Exercise directions: Report how many lines of the following entries include the string "John"; respond with the number alone.

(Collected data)
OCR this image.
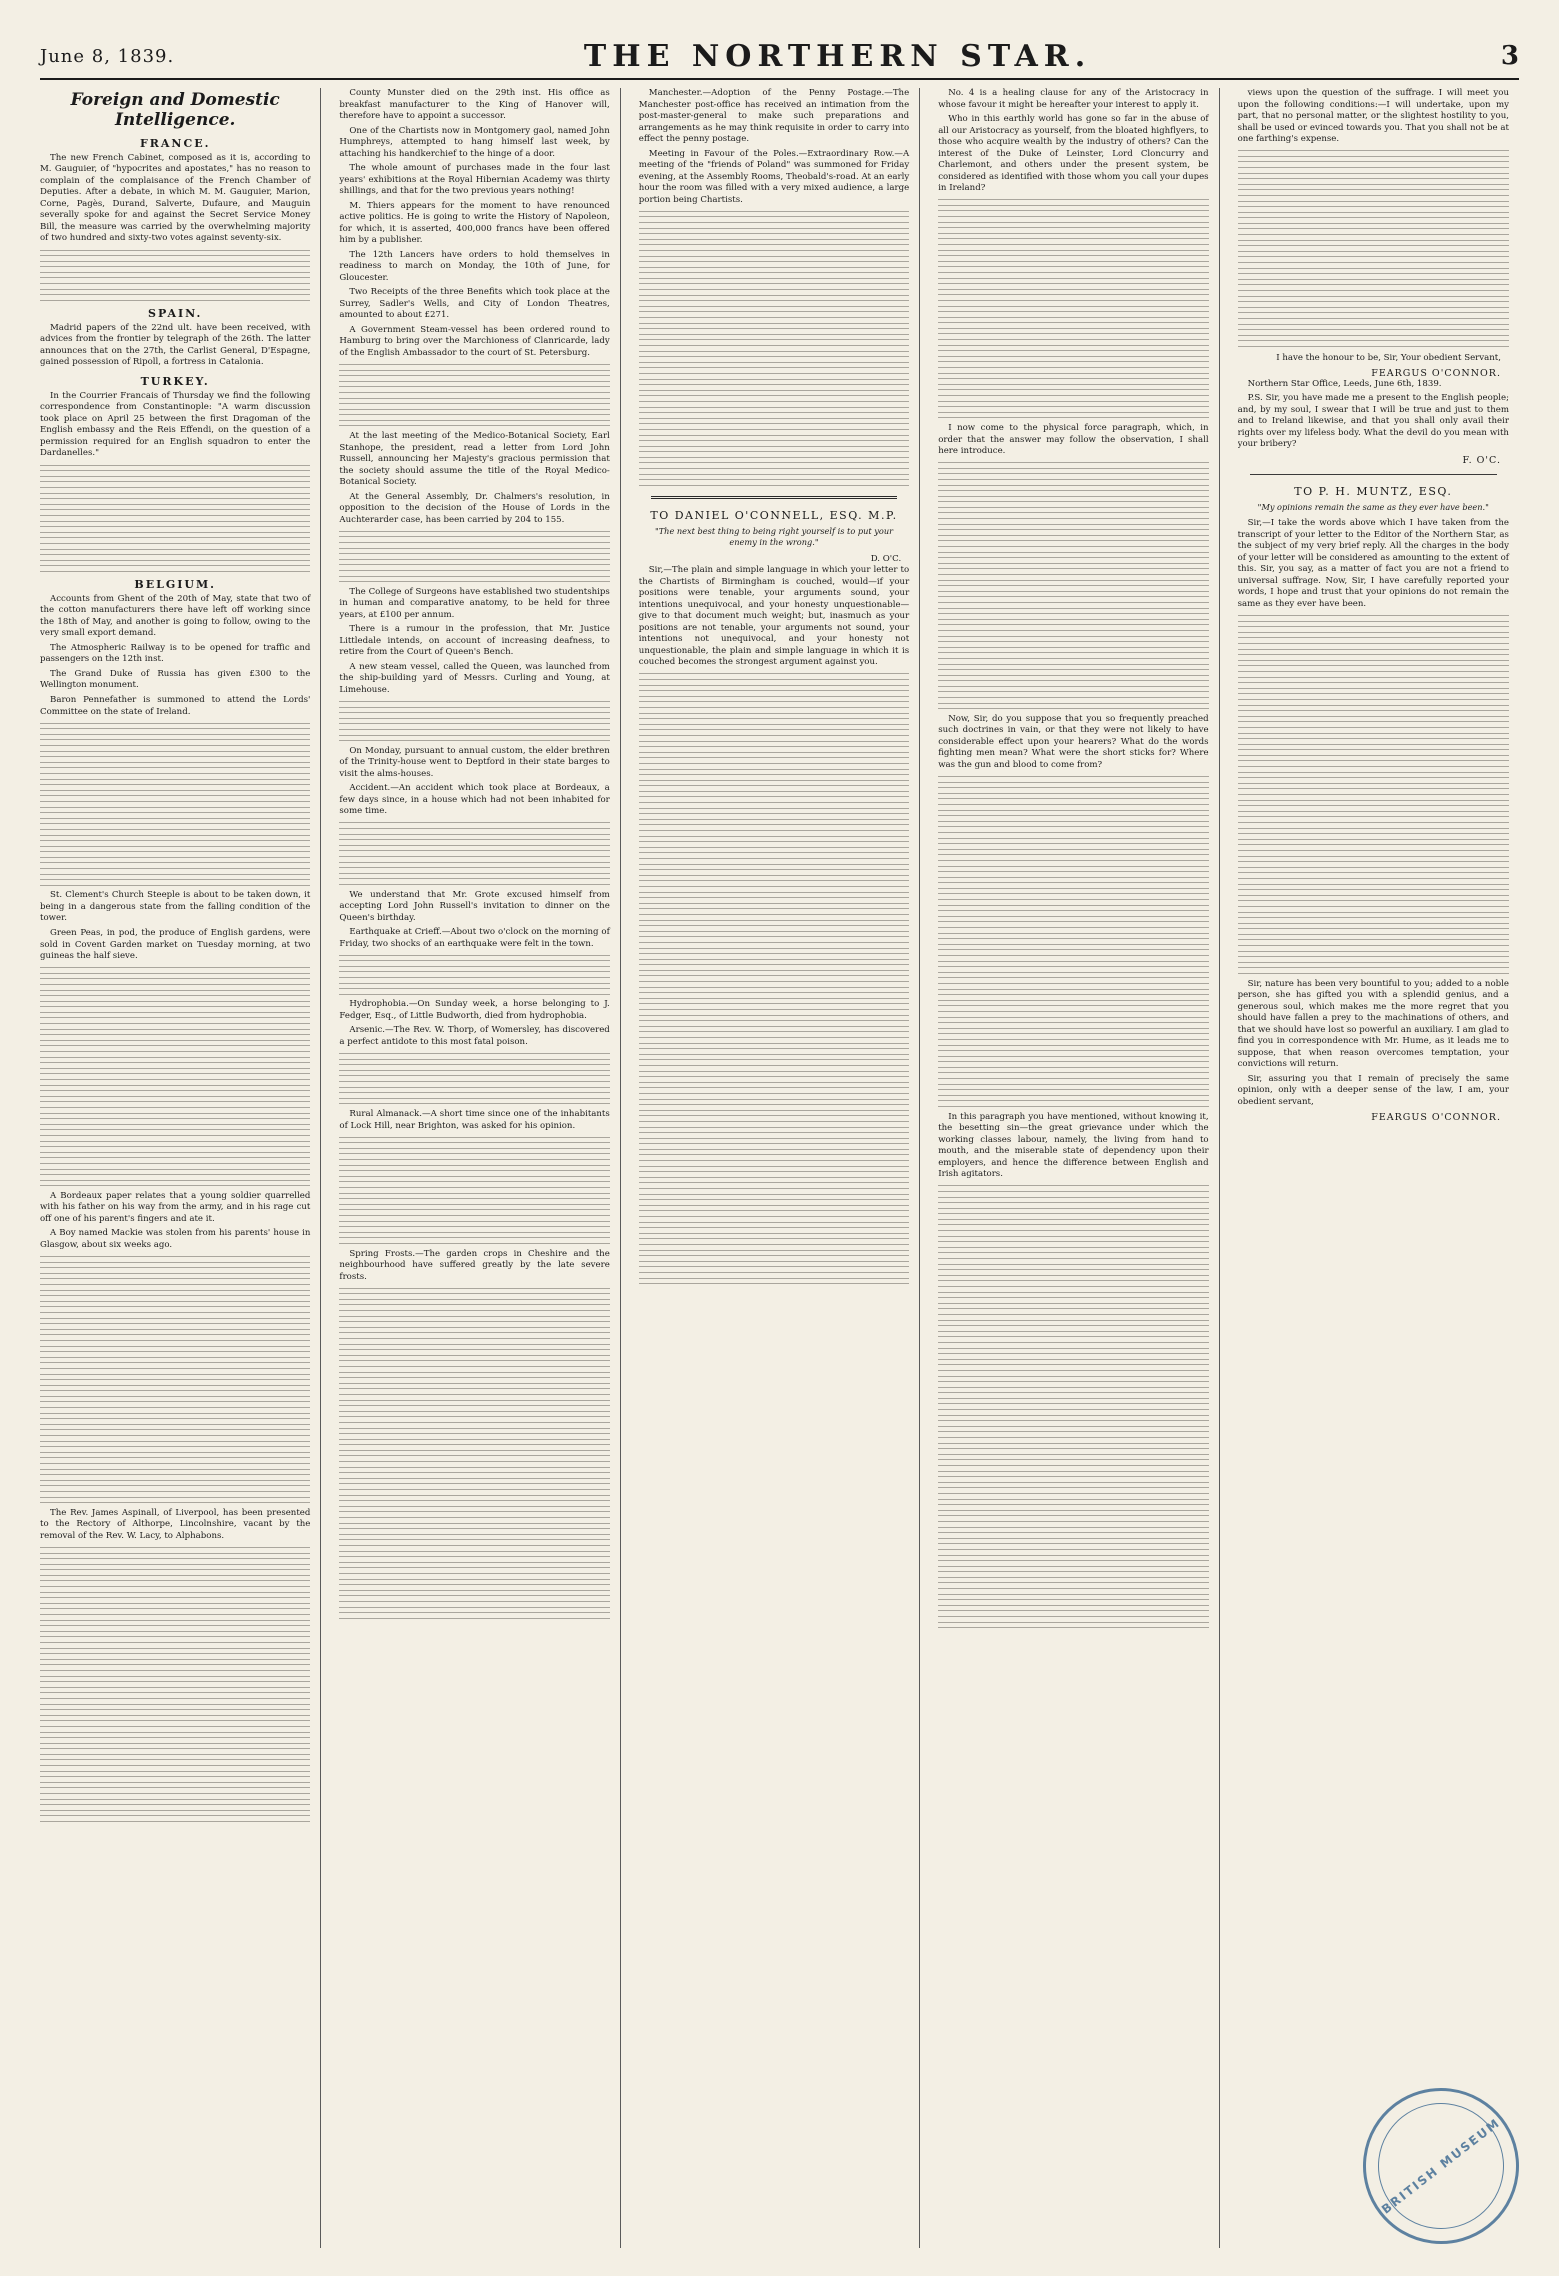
June 8, 1839.	THE NORTHERN STAR.	3
Foreign and Domestic Intelligence.
FRANCE.

The new French Cabinet, composed as it is, according to M. Gauguier, of "hypocrites and apostates," has no reason to complain of the complaisance of the French Chamber of Deputies. After a debate, in which M. M. Gauguier, Marion, Corne, Pagès, Durand, Salverte, Dufaure, and Mauguin severally spoke for and against the Secret Service Money Bill, the measure was carried by the overwhelming majority of two hundred and sixty-two votes against seventy-six.

SPAIN.

Madrid papers of the 22nd ult. have been received, with advices from the frontier by telegraph of the 26th. The latter announces that on the 27th, the Carlist General, D'Espagne, gained possession of Ripoll, a fortress in Catalonia.

TURKEY.

In the Courrier Francais of Thursday we find the following correspondence from Constantinople: "A warm discussion took place on April 25 between the first Dragoman of the English embassy and the Reis Effendi, on the question of a permission required for an English squadron to enter the Dardanelles."

BELGIUM.

Accounts from Ghent of the 20th of May, state that two of the cotton manufacturers there have left off working since the 18th of May, and another is going to follow, owing to the very small export demand.

The Atmospheric Railway is to be opened for traffic and passengers on the 12th inst.

The Grand Duke of Russia has given £300 to the Wellington monument.

Baron Pennefather is summoned to attend the Lords' Committee on the state of Ireland.

St. Clement's Church Steeple is about to be taken down, it being in a dangerous state from the falling condition of the tower.

Green Peas, in pod, the produce of English gardens, were sold in Covent Garden market on Tuesday morning, at two guineas the half sieve.

A Bordeaux paper relates that a young soldier quarrelled with his father on his way from the army, and in his rage cut off one of his parent's fingers and ate it.

A Boy named Mackie was stolen from his parents' house in Glasgow, about six weeks ago.

The Rev. James Aspinall, of Liverpool, has been presented to the Rectory of Althorpe, Lincolnshire, vacant by the removal of the Rev. W. Lacy, to Alphabons.

County Munster died on the 29th inst. His office as breakfast manufacturer to the King of Hanover will, therefore have to appoint a successor.

One of the Chartists now in Montgomery gaol, named John Humphreys, attempted to hang himself last week, by attaching his handkerchief to the hinge of a door.

The whole amount of purchases made in the four last years' exhibitions at the Royal Hibernian Academy was thirty shillings, and that for the two previous years nothing!

M. Thiers appears for the moment to have renounced active politics. He is going to write the History of Napoleon, for which, it is asserted, 400,000 francs have been offered him by a publisher.

The 12th Lancers have orders to hold themselves in readiness to march on Monday, the 10th of June, for Gloucester.

Two Receipts of the three Benefits which took place at the Surrey, Sadler's Wells, and City of London Theatres, amounted to about £271.

A Government Steam-vessel has been ordered round to Hamburg to bring over the Marchioness of Clanricarde, lady of the English Ambassador to the court of St. Petersburg.

At the last meeting of the Medico-Botanical Society, Earl Stanhope, the president, read a letter from Lord John Russell, announcing her Majesty's gracious permission that the society should assume the title of the Royal Medico-Botanical Society.

At the General Assembly, Dr. Chalmers's resolution, in opposition to the decision of the House of Lords in the Auchterarder case, has been carried by 204 to 155.

The College of Surgeons have established two studentships in human and comparative anatomy, to be held for three years, at £100 per annum.

There is a rumour in the profession, that Mr. Justice Littledale intends, on account of increasing deafness, to retire from the Court of Queen's Bench.

A new steam vessel, called the Queen, was launched from the ship-building yard of Messrs. Curling and Young, at Limehouse.

On Monday, pursuant to annual custom, the elder brethren of the Trinity-house went to Deptford in their state barges to visit the alms-houses.

Accident.—An accident which took place at Bordeaux, a few days since, in a house which had not been inhabited for some time.

We understand that Mr. Grote excused himself from accepting Lord John Russell's invitation to dinner on the Queen's birthday.

Earthquake at Crieff.—About two o'clock on the morning of Friday, two shocks of an earthquake were felt in the town.

Hydrophobia.—On Sunday week, a horse belonging to J. Fedger, Esq., of Little Budworth, died from hydrophobia.

Arsenic.—The Rev. W. Thorp, of Womersley, has discovered a perfect antidote to this most fatal poison.

Rural Almanack.—A short time since one of the inhabitants of Lock Hill, near Brighton, was asked for his opinion.

Spring Frosts.—The garden crops in Cheshire and the neighbourhood have suffered greatly by the late severe frosts.

Manchester.—Adoption of the Penny Postage.—The Manchester post-office has received an intimation from the post-master-general to make such preparations and arrangements as he may think requisite in order to carry into effect the penny postage.

Meeting in Favour of the Poles.—Extraordinary Row.—A meeting of the "friends of Poland" was summoned for Friday evening, at the Assembly Rooms, Theobald's-road. At an early hour the room was filled with a very mixed audience, a large portion being Chartists.

TO DANIEL O'CONNELL, ESQ. M.P.
"The next best thing to being right yourself is to put your enemy in the wrong."
D. O'C.

Sir,—The plain and simple language in which your letter to the Chartists of Birmingham is couched, would—if your positions were tenable, your arguments sound, your intentions unequivocal, and your honesty unquestionable—give to that document much weight; but, inasmuch as your positions are not tenable, your arguments not sound, your intentions not unequivocal, and your honesty not unquestionable, the plain and simple language in which it is couched becomes the strongest argument against you.

No. 4 is a healing clause for any of the Aristocracy in whose favour it might be hereafter your interest to apply it.

Who in this earthly world has gone so far in the abuse of all our Aristocracy as yourself, from the bloated highflyers, to those who acquire wealth by the industry of others? Can the interest of the Duke of Leinster, Lord Cloncurry and Charlemont, and others under the present system, be considered as identified with those whom you call your dupes in Ireland?

I now come to the physical force paragraph, which, in order that the answer may follow the observation, I shall here introduce.

Now, Sir, do you suppose that you so frequently preached such doctrines in vain, or that they were not likely to have considerable effect upon your hearers? What do the words fighting men mean? What were the short sticks for? Where was the gun and blood to come from?

In this paragraph you have mentioned, without knowing it, the besetting sin—the great grievance under which the working classes labour, namely, the living from hand to mouth, and the miserable state of dependency upon their employers, and hence the difference between English and Irish agitators.

views upon the question of the suffrage. I will meet you upon the following conditions:—I will undertake, upon my part, that no personal matter, or the slightest hostility to you, shall be used or evinced towards you. That you shall not be at one farthing's expense.

I have the honour to be, Sir, Your obedient Servant,
FEARGUS O'CONNOR.

Northern Star Office, Leeds, June 6th, 1839.

P.S. Sir, you have made me a present to the English people; and, by my soul, I swear that I will be true and just to them and to Ireland likewise, and that you shall only avail their rights over my lifeless body. What the devil do you mean with your bribery?

F. O'C.
TO P. H. MUNTZ, ESQ.
"My opinions remain the same as they ever have been."

Sir,—I take the words above which I have taken from the transcript of your letter to the Editor of the Northern Star, as the subject of my very brief reply. All the charges in the body of your letter will be considered as amounting to the extent of this. Sir, you say, as a matter of fact you are not a friend to universal suffrage. Now, Sir, I have carefully reported your words, I hope and trust that your opinions do not remain the same as they ever have been.

Sir, nature has been very bountiful to you; added to a noble person, she has gifted you with a splendid genius, and a generous soul, which makes me the more regret that you should have fallen a prey to the machinations of others, and that we should have lost so powerful an auxiliary. I am glad to find you in correspondence with Mr. Hume, as it leads me to suppose, that when reason overcomes temptation, your convictions will return.

Sir, assuring you that I remain of precisely the same opinion, only with a deeper sense of the law, I am, your obedient servant,

FEARGUS O'CONNOR.
BRITISH MUSEUM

Result below: 3